- [What is needed]: Return the listing below verbatim. Pictures do not belong in the copy.
== == ==
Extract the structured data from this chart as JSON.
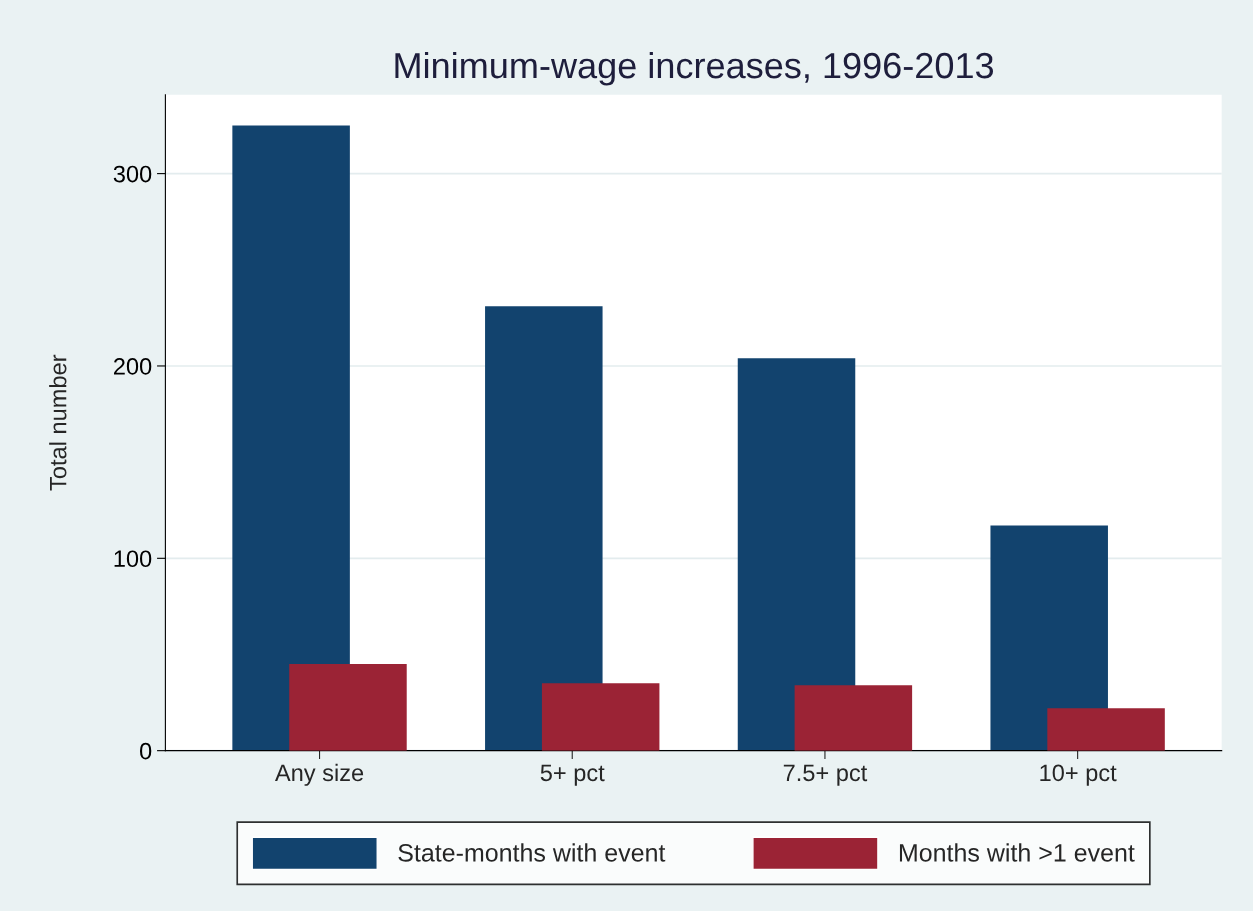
{
  "chart_data": {
    "type": "bar",
    "title": "Minimum-wage increases, 1996-2013",
    "ylabel": "Total number",
    "categories": [
      "Any size",
      "5+ pct",
      "7.5+ pct",
      "10+ pct"
    ],
    "series": [
      {
        "name": "State-months with event",
        "color": "#12436e",
        "values": [
          325,
          231,
          204,
          117
        ]
      },
      {
        "name": "Months with >1 event",
        "color": "#9b2335",
        "values": [
          45,
          35,
          34,
          22
        ]
      }
    ],
    "ylim": [
      0,
      341
    ],
    "yticks": [
      0,
      100,
      200,
      300
    ],
    "grid": "y",
    "legend": "bottom"
  }
}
== == ==
- [Reply to the task]:
Extract the structured data from this chart as JSON.
{
  "chart_data": {
    "type": "bar",
    "title": "Minimum-wage increases, 1996-2013",
    "ylabel": "Total number",
    "categories": [
      "Any size",
      "5+ pct",
      "7.5+ pct",
      "10+ pct"
    ],
    "series": [
      {
        "name": "State-months with event",
        "color": "#12436e",
        "values": [
          325,
          231,
          204,
          117
        ]
      },
      {
        "name": "Months with >1 event",
        "color": "#9b2335",
        "values": [
          45,
          35,
          34,
          22
        ]
      }
    ],
    "ylim": [
      0,
      341
    ],
    "yticks": [
      0,
      100,
      200,
      300
    ],
    "grid": "y",
    "legend": "bottom"
  }
}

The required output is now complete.